From the entries below, pull out each line where "Meiosis" appears.
========
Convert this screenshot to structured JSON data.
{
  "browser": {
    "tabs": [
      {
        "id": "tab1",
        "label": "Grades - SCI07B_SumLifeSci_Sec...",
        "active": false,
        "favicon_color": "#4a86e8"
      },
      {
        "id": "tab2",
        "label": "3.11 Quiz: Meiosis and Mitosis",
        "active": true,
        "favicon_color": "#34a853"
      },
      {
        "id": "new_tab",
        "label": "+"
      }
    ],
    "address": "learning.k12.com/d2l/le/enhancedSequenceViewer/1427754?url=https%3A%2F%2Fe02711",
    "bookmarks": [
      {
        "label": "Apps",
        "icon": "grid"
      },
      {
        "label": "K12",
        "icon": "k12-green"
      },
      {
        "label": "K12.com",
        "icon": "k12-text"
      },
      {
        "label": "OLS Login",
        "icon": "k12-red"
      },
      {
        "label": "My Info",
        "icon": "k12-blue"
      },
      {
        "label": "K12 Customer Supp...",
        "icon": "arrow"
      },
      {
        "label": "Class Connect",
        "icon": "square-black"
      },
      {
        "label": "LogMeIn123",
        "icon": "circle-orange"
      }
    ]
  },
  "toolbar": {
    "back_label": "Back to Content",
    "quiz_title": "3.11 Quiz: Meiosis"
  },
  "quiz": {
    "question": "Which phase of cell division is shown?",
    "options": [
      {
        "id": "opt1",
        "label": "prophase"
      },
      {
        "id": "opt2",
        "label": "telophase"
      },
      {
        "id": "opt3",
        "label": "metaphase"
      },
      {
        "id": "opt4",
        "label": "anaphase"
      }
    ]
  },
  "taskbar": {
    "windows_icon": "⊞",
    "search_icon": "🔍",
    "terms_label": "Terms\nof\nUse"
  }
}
========
◆ **Exercise output**
        "label": "3.11 Quiz: Meiosis and Mitosis",
    "quiz_title": "3.11 Quiz: Meiosis"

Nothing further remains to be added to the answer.